**WRITTEN INSTRUCTION**
Gather every line in the records below that contains the word "Person".

**DATA FOR THIS EXERCISE**
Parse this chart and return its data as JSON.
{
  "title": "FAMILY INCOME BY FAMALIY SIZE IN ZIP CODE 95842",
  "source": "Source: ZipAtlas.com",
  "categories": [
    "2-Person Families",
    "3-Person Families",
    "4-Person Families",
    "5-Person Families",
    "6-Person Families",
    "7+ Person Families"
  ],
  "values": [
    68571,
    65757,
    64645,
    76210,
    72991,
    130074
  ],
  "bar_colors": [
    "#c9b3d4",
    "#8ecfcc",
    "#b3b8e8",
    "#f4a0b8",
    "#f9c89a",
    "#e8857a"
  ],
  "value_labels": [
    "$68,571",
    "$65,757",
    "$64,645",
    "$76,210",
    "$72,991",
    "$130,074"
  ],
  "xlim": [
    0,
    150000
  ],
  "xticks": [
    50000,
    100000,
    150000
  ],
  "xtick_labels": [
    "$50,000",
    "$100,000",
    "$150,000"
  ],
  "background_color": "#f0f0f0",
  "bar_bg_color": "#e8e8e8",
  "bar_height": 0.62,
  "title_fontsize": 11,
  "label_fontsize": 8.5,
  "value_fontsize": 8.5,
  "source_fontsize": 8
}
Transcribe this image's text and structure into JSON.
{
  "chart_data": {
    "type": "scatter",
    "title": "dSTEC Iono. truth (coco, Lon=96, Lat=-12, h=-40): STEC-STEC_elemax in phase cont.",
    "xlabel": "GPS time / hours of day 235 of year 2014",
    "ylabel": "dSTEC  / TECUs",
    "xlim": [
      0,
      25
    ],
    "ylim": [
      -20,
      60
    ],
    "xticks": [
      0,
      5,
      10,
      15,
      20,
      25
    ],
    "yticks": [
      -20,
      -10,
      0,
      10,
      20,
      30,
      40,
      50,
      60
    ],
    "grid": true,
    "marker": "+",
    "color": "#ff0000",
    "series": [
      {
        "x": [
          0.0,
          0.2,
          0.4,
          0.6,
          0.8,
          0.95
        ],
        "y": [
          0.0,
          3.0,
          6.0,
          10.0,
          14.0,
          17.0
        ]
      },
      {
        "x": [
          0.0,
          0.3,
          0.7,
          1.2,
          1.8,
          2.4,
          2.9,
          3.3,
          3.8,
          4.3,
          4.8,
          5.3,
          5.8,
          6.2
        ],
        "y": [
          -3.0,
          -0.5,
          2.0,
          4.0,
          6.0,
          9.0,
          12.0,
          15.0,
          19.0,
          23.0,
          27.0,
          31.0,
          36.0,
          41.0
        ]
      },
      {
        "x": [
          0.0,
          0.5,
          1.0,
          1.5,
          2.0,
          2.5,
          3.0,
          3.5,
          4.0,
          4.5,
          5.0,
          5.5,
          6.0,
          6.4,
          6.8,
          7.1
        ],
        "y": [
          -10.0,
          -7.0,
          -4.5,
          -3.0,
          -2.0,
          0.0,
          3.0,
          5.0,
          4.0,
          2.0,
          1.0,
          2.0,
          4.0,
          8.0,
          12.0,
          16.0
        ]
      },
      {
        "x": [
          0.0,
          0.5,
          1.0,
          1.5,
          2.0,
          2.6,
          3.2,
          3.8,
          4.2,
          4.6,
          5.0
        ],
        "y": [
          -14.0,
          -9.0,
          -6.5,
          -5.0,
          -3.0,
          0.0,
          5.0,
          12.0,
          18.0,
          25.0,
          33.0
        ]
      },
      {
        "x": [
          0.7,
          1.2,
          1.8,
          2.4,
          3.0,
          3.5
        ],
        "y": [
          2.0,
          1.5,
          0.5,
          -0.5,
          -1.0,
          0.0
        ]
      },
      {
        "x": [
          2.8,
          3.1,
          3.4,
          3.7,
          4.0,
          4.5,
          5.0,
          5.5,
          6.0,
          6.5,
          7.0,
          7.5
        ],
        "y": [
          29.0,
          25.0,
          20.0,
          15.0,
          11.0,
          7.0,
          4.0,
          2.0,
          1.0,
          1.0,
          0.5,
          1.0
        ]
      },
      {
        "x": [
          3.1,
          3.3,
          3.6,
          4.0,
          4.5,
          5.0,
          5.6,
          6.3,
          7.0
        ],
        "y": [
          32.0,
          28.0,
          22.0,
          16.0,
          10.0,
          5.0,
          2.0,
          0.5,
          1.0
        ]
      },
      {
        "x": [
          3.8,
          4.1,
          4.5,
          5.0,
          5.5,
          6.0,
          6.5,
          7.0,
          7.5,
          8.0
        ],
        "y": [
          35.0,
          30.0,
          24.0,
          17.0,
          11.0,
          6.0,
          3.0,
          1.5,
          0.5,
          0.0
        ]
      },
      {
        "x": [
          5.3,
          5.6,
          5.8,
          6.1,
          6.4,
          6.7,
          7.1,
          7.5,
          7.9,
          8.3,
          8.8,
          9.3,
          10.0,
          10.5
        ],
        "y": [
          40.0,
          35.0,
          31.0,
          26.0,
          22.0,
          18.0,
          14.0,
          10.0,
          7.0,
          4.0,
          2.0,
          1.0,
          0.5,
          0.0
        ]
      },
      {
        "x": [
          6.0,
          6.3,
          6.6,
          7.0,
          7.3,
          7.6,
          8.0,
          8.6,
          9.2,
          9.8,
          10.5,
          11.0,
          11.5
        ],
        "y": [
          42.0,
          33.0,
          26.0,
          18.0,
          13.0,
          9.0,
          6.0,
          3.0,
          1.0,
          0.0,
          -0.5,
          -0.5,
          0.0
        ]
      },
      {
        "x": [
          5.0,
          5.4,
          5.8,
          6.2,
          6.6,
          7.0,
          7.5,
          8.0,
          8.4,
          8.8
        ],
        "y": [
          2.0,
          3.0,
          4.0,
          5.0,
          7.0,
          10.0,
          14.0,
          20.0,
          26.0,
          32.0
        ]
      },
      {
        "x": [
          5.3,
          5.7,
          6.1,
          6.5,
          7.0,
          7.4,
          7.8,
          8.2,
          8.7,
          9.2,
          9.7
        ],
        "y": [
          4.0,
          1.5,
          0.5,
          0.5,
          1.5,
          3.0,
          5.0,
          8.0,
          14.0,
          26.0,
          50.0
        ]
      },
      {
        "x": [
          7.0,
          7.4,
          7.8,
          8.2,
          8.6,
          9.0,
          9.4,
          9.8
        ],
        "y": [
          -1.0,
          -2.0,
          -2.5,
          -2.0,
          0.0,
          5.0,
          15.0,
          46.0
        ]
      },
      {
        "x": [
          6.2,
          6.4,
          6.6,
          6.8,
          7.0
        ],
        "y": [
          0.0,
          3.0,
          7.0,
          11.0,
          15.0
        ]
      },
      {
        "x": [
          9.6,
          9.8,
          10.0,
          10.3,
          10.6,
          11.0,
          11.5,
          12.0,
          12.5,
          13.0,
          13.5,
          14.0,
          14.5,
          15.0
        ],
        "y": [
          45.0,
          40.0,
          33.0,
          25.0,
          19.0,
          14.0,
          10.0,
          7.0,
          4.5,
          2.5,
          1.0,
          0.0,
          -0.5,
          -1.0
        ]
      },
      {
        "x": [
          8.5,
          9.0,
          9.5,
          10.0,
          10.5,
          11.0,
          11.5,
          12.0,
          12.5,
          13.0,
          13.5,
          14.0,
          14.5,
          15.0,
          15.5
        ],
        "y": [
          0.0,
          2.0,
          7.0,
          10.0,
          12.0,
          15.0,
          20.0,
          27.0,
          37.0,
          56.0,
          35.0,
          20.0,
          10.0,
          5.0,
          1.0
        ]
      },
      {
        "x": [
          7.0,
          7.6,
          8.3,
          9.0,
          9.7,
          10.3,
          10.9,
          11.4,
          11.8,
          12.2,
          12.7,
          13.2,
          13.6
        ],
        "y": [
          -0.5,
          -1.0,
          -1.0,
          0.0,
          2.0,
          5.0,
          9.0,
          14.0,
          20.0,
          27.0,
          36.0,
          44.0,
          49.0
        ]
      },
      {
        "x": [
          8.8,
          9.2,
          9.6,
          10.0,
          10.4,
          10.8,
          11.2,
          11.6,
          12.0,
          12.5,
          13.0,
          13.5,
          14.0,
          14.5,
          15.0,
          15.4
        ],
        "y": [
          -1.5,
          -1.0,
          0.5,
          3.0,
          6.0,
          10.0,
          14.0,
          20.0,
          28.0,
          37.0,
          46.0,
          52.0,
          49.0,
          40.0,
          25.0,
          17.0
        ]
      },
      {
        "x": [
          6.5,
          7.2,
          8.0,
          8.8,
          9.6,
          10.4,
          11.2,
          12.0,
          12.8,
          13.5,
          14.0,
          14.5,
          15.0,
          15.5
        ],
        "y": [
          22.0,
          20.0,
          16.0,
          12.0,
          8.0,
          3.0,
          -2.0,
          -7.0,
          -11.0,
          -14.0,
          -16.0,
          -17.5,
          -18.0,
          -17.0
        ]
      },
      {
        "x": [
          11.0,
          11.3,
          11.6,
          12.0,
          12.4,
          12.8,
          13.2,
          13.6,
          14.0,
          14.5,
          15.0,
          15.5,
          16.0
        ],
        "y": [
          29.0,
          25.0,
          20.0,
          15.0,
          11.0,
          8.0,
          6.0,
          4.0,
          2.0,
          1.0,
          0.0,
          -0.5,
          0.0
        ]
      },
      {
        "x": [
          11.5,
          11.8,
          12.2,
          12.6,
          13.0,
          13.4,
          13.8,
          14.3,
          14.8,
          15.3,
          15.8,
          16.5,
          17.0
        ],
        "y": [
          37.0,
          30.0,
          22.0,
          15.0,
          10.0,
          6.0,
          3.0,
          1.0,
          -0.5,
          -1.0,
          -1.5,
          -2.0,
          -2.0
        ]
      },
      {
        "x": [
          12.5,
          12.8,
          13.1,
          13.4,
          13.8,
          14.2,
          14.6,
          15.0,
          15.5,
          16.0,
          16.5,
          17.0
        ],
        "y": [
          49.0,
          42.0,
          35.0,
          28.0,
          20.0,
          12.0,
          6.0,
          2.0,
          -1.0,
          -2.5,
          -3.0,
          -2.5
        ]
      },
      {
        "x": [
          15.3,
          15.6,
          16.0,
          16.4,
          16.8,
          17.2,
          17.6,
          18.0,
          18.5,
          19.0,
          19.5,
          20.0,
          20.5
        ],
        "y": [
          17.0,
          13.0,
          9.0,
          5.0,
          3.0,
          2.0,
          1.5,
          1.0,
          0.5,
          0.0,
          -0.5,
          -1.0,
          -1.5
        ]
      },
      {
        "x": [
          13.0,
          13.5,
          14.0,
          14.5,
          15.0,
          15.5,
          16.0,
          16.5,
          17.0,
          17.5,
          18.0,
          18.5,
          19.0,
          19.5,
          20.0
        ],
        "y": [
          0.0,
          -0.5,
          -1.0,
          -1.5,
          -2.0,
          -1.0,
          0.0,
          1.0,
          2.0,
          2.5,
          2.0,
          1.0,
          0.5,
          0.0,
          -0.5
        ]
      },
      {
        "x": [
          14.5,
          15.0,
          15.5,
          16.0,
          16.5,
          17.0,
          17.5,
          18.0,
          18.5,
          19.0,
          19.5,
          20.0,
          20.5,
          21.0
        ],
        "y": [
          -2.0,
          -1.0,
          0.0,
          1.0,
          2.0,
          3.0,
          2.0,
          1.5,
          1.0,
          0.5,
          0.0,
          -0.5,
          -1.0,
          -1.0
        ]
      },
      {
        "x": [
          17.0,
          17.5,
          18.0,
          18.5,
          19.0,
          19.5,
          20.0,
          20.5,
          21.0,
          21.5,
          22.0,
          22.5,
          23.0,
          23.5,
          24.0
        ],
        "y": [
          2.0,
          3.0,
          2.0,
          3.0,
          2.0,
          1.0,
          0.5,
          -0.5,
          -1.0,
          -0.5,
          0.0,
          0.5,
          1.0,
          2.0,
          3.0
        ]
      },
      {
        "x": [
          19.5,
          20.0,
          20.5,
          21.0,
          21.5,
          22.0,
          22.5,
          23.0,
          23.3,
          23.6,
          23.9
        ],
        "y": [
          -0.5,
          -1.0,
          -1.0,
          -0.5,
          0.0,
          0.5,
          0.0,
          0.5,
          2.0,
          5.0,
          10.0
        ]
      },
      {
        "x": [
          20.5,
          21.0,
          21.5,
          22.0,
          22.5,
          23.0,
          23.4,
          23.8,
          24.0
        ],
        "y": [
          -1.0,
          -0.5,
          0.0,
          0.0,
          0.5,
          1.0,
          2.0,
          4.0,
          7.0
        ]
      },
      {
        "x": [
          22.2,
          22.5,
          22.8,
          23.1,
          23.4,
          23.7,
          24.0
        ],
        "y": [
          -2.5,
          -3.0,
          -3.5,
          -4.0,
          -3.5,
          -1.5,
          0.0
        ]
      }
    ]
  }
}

**REPLY**
    "2-Person Families",
    "3-Person Families",
    "4-Person Families",
    "5-Person Families",
    "6-Person Families",
    "7+ Person Families"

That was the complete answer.